## Written task
Quote the whole listing verbatim.
***
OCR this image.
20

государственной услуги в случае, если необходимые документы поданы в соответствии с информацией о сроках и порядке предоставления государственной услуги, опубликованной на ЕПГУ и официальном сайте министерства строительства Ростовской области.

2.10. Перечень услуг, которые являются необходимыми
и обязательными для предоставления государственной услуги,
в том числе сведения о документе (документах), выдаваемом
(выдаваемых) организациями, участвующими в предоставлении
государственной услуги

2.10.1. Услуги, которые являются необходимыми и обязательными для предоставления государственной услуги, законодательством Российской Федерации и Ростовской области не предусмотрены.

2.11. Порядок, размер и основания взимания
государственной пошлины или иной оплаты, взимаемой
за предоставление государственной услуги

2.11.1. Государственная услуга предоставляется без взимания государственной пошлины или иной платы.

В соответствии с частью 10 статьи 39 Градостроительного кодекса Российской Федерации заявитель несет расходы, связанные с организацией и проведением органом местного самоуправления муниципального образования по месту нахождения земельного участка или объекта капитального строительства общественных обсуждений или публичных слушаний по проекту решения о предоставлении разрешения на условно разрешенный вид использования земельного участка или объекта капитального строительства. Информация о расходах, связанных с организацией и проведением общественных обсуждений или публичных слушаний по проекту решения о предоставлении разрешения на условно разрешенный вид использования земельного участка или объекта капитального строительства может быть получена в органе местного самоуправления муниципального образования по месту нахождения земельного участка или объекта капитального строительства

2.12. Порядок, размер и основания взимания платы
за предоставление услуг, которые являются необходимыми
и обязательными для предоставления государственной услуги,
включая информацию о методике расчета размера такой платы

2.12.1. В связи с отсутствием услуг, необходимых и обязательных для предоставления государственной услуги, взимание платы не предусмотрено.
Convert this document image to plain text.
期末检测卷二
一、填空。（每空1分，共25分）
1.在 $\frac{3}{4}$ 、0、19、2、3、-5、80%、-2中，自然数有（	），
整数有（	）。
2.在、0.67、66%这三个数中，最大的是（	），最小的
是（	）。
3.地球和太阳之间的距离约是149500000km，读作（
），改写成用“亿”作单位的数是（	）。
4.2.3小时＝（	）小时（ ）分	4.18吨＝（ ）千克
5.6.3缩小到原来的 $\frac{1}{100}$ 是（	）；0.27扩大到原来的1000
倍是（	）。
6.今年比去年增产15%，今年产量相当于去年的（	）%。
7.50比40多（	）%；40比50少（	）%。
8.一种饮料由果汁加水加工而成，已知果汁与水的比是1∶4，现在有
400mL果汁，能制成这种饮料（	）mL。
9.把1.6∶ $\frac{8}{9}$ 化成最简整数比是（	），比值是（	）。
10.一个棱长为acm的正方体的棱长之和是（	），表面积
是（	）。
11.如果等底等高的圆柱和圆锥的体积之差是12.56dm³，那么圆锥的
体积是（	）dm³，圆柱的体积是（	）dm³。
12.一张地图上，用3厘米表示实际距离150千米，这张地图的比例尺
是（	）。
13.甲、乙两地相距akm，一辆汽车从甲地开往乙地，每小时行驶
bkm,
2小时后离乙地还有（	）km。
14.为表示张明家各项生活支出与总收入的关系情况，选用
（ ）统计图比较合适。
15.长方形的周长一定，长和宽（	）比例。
***
## Correct result
OCR this image.
20

государственной услуги в случае, если необходимые документы поданы в соответствии с информацией о сроках и порядке предоставления государственной услуги, опубликованной на ЕПГУ и официальном сайте министерства строительства Ростовской области.

2.10. Перечень услуг, которые являются необходимыми
и обязательными для предоставления государственной услуги,
в том числе сведения о документе (документах), выдаваемом
(выдаваемых) организациями, участвующими в предоставлении
государственной услуги

2.10.1. Услуги, которые являются необходимыми и обязательными для предоставления государственной услуги, законодательством Российской Федерации и Ростовской области не предусмотрены.

2.11. Порядок, размер и основания взимания
государственной пошлины или иной оплаты, взимаемой
за предоставление государственной услуги

2.11.1. Государственная услуга предоставляется без взимания государственной пошлины или иной платы.

В соответствии с частью 10 статьи 39 Градостроительного кодекса Российской Федерации заявитель несет расходы, связанные с организацией и проведением органом местного самоуправления муниципального образования по месту нахождения земельного участка или объекта капитального строительства общественных обсуждений или публичных слушаний по проекту решения о предоставлении разрешения на условно разрешенный вид использования земельного участка или объекта капитального строительства. Информация о расходах, связанных с организацией и проведением общественных обсуждений или публичных слушаний по проекту решения о предоставлении разрешения на условно разрешенный вид использования земельного участка или объекта капитального строительства может быть получена в органе местного самоуправления муниципального образования по месту нахождения земельного участка или объекта капитального строительства

2.12. Порядок, размер и основания взимания платы
за предоставление услуг, которые являются необходимыми
и обязательными для предоставления государственной услуги,
включая информацию о методике расчета размера такой платы

2.12.1. В связи с отсутствием услуг, необходимых и обязательных для предоставления государственной услуги, взимание платы не предусмотрено.
Convert this document image to plain text.
期末检测卷二
一、填空。（每空1分，共25分）
1.在 $\frac{3}{4}$ 、0、19、2、3、-5、80%、-2中，自然数有（	），
整数有（	）。
2.在、0.67、66%这三个数中，最大的是（	），最小的
是（	）。
3.地球和太阳之间的距离约是149500000km，读作（
），改写成用“亿”作单位的数是（	）。
4.2.3小时＝（	）小时（ ）分	4.18吨＝（ ）千克
5.6.3缩小到原来的 $\frac{1}{100}$ 是（	）；0.27扩大到原来的1000
倍是（	）。
6.今年比去年增产15%，今年产量相当于去年的（	）%。
7.50比40多（	）%；40比50少（	）%。
8.一种饮料由果汁加水加工而成，已知果汁与水的比是1∶4，现在有
400mL果汁，能制成这种饮料（	）mL。
9.把1.6∶ $\frac{8}{9}$ 化成最简整数比是（	），比值是（	）。
10.一个棱长为acm的正方体的棱长之和是（	），表面积
是（	）。
11.如果等底等高的圆柱和圆锥的体积之差是12.56dm³，那么圆锥的
体积是（	）dm³，圆柱的体积是（	）dm³。
12.一张地图上，用3厘米表示实际距离150千米，这张地图的比例尺
是（	）。
13.甲、乙两地相距akm，一辆汽车从甲地开往乙地，每小时行驶
bkm,
2小时后离乙地还有（	）km。
14.为表示张明家各项生活支出与总收入的关系情况，选用
（ ）统计图比较合适。
15.长方形的周长一定，长和宽（	）比例。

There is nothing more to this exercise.